What is required – Gather each line of the records where "this" appears.

Information provided –
◇ ◇ ◇
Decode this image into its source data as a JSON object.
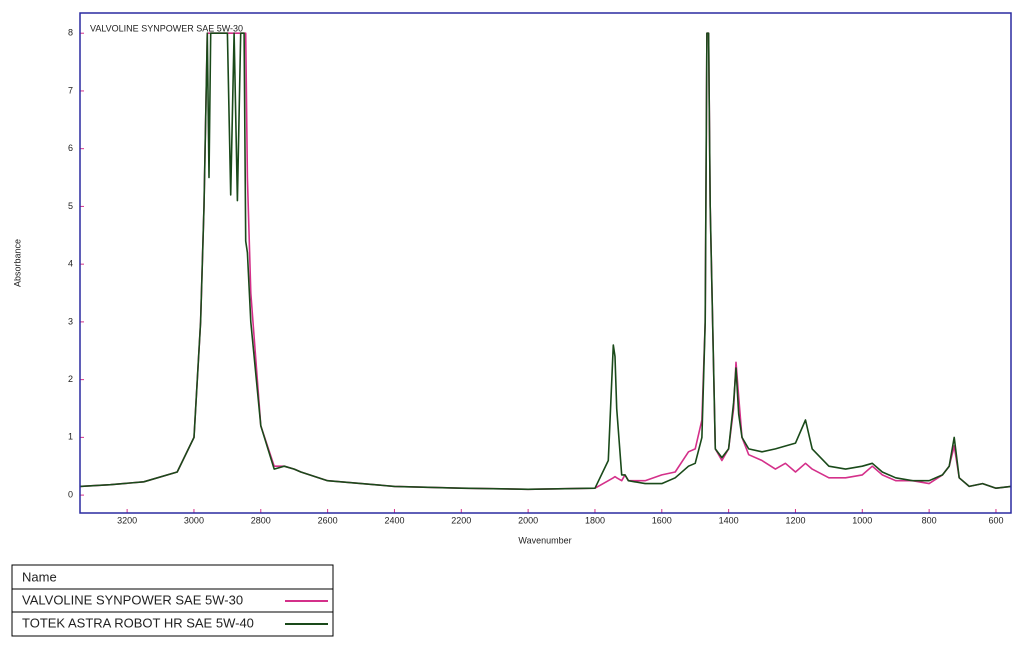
{
  "chart_data": {
    "type": "line",
    "title": "VALVOLINE SYNPOWER SAE 5W-30",
    "xlabel": "Wavenumber",
    "ylabel": "Absorbance",
    "legend_header": "Name",
    "x": [
      3341,
      3250,
      3150,
      3050,
      3000,
      2980,
      2970,
      2960,
      2955,
      2950,
      2930,
      2900,
      2890,
      2880,
      2870,
      2860,
      2850,
      2845,
      2840,
      2830,
      2800,
      2760,
      2730,
      2700,
      2680,
      2600,
      2400,
      2200,
      2000,
      1800,
      1760,
      1745,
      1740,
      1735,
      1720,
      1710,
      1700,
      1650,
      1600,
      1560,
      1520,
      1500,
      1480,
      1470,
      1465,
      1460,
      1455,
      1440,
      1420,
      1400,
      1385,
      1378,
      1370,
      1360,
      1340,
      1300,
      1260,
      1230,
      1200,
      1170,
      1150,
      1100,
      1050,
      1000,
      970,
      940,
      900,
      850,
      800,
      760,
      740,
      725,
      710,
      680,
      640,
      600,
      555
    ],
    "series": [
      {
        "name": "VALVOLINE SYNPOWER SAE 5W-30",
        "color": "#d4308a",
        "values": [
          0.15,
          0.18,
          0.23,
          0.4,
          1.0,
          3.0,
          5.0,
          8,
          8,
          8,
          8,
          8,
          8,
          8,
          8,
          8,
          8,
          8,
          5.5,
          3.5,
          1.2,
          0.5,
          0.5,
          0.45,
          0.4,
          0.25,
          0.15,
          0.12,
          0.1,
          0.12,
          0.25,
          0.3,
          0.32,
          0.3,
          0.25,
          0.35,
          0.25,
          0.25,
          0.35,
          0.4,
          0.75,
          0.8,
          1.3,
          3,
          8,
          8,
          5,
          0.8,
          0.6,
          0.8,
          1.5,
          2.3,
          1.7,
          1.0,
          0.7,
          0.6,
          0.45,
          0.55,
          0.4,
          0.55,
          0.45,
          0.3,
          0.3,
          0.35,
          0.5,
          0.35,
          0.25,
          0.25,
          0.2,
          0.35,
          0.5,
          0.85,
          0.3,
          0.15,
          0.2,
          0.12,
          0.15
        ]
      },
      {
        "name": "TOTEK ASTRA ROBOT HR SAE 5W-40",
        "color": "#1a4a1a",
        "values": [
          0.15,
          0.18,
          0.23,
          0.4,
          1.0,
          3.0,
          5.0,
          8,
          5.5,
          8,
          8,
          8,
          5.2,
          8,
          5.1,
          8,
          8,
          4.4,
          4.2,
          3.0,
          1.2,
          0.45,
          0.5,
          0.45,
          0.4,
          0.25,
          0.15,
          0.12,
          0.1,
          0.12,
          0.6,
          2.6,
          2.4,
          1.5,
          0.35,
          0.35,
          0.25,
          0.2,
          0.2,
          0.3,
          0.5,
          0.55,
          1.0,
          3,
          8,
          8,
          5,
          0.8,
          0.65,
          0.8,
          1.6,
          2.2,
          1.4,
          1.0,
          0.8,
          0.75,
          0.8,
          0.85,
          0.9,
          1.3,
          0.8,
          0.5,
          0.45,
          0.5,
          0.55,
          0.4,
          0.3,
          0.25,
          0.25,
          0.35,
          0.5,
          1.0,
          0.3,
          0.15,
          0.2,
          0.12,
          0.15
        ]
      }
    ],
    "xlim": [
      3341,
      555
    ],
    "xticks": [
      3200,
      3000,
      2800,
      2600,
      2400,
      2200,
      2000,
      1800,
      1600,
      1400,
      1200,
      1000,
      800,
      600
    ],
    "ylim": [
      -0.31,
      8.35
    ],
    "yticks": [
      0,
      1,
      2,
      3,
      4,
      5,
      6,
      7,
      8
    ],
    "tick_color": "#d4308a",
    "frame_color": "#2a2aa0"
  }
}
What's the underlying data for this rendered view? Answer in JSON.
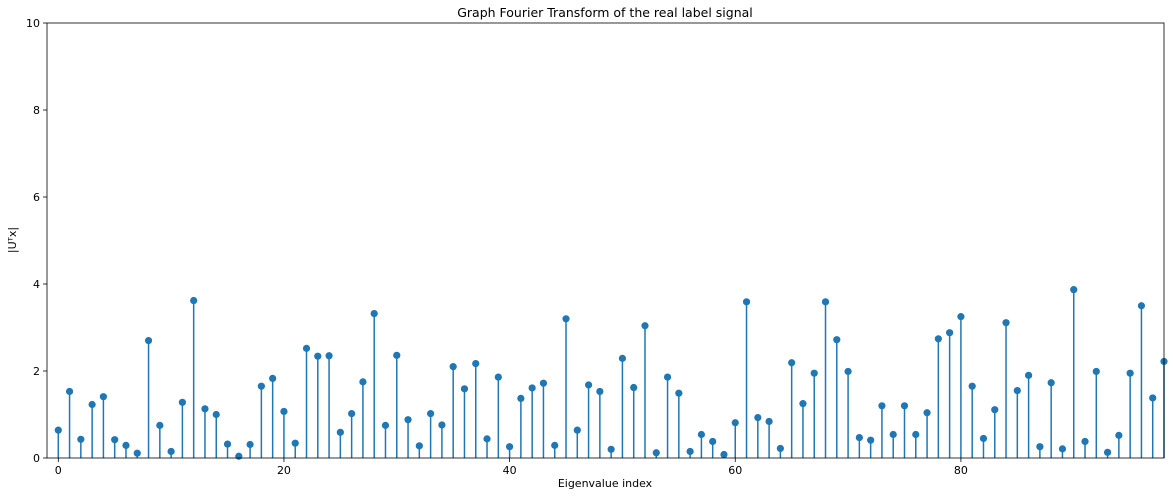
{
  "chart_data": {
    "type": "stem",
    "title": "Graph Fourier Transform of the real label signal",
    "xlabel": "Eigenvalue index",
    "ylabel": "|Uᵀx|",
    "xlim": [
      -1,
      98
    ],
    "ylim": [
      0,
      10
    ],
    "xticks": [
      0,
      20,
      40,
      60,
      80
    ],
    "yticks": [
      0,
      2,
      4,
      6,
      8,
      10
    ],
    "grid": false,
    "color": "#1f77b4",
    "x": [
      0,
      1,
      2,
      3,
      4,
      5,
      6,
      7,
      8,
      9,
      10,
      11,
      12,
      13,
      14,
      15,
      16,
      17,
      18,
      19,
      20,
      21,
      22,
      23,
      24,
      25,
      26,
      27,
      28,
      29,
      30,
      31,
      32,
      33,
      34,
      35,
      36,
      37,
      38,
      39,
      40,
      41,
      42,
      43,
      44,
      45,
      46,
      47,
      48,
      49,
      50,
      51,
      52,
      53,
      54,
      55,
      56,
      57,
      58,
      59,
      60,
      61,
      62,
      63,
      64,
      65,
      66,
      67,
      68,
      69,
      70,
      71,
      72,
      73,
      74,
      75,
      76,
      77,
      78,
      79,
      80,
      81,
      82,
      83,
      84,
      85,
      86,
      87,
      88,
      89,
      90,
      91,
      92,
      93,
      94,
      95,
      96,
      97,
      98
    ],
    "values": [
      0.64,
      1.53,
      0.43,
      1.23,
      1.41,
      0.42,
      0.29,
      0.11,
      2.7,
      0.75,
      0.15,
      1.28,
      3.62,
      1.13,
      1.0,
      0.32,
      0.04,
      0.31,
      1.65,
      1.83,
      1.07,
      0.34,
      2.52,
      2.34,
      2.35,
      0.59,
      1.02,
      1.75,
      3.32,
      0.75,
      2.36,
      0.88,
      0.28,
      1.02,
      0.76,
      2.1,
      1.59,
      2.17,
      0.44,
      1.86,
      0.26,
      1.37,
      1.61,
      1.72,
      0.29,
      3.2,
      0.64,
      1.68,
      1.53,
      0.2,
      2.29,
      1.62,
      3.04,
      0.12,
      1.86,
      1.49,
      0.15,
      0.54,
      0.38,
      0.08,
      0.81,
      3.59,
      0.93,
      0.84,
      0.22,
      2.19,
      1.25,
      1.95,
      3.59,
      2.72,
      1.99,
      0.47,
      0.41,
      1.2,
      0.54,
      1.2,
      0.54,
      1.04,
      2.74,
      2.88,
      3.25,
      1.65,
      0.45,
      1.11,
      3.11,
      1.55,
      1.9,
      0.26,
      1.73,
      0.21,
      3.87,
      0.38,
      1.99,
      0.13,
      0.52,
      1.95,
      3.5,
      1.38,
      2.22
    ]
  }
}
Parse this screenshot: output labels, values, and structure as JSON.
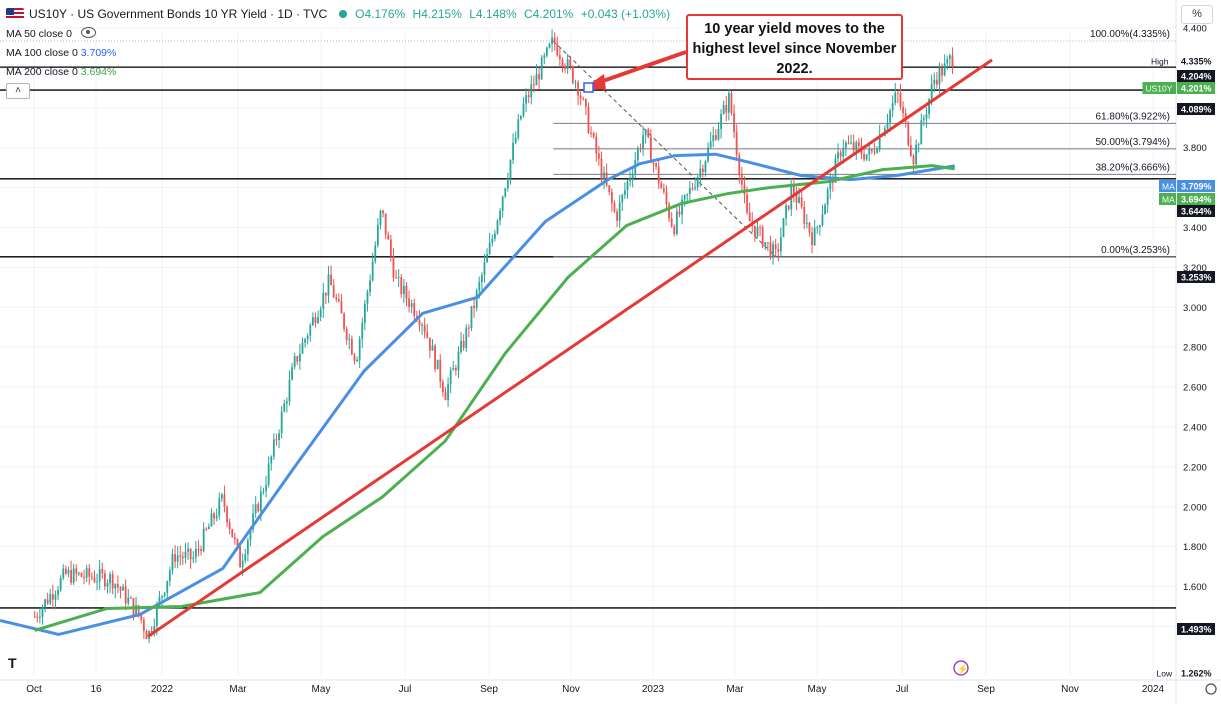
◇ ◇ ◇
Solved problem –
Decode this image into its source data as a JSON object.
What's the underlying data for this rendered view? Answer in JSON.
Parse this screenshot: output labels, values, and structure as JSON.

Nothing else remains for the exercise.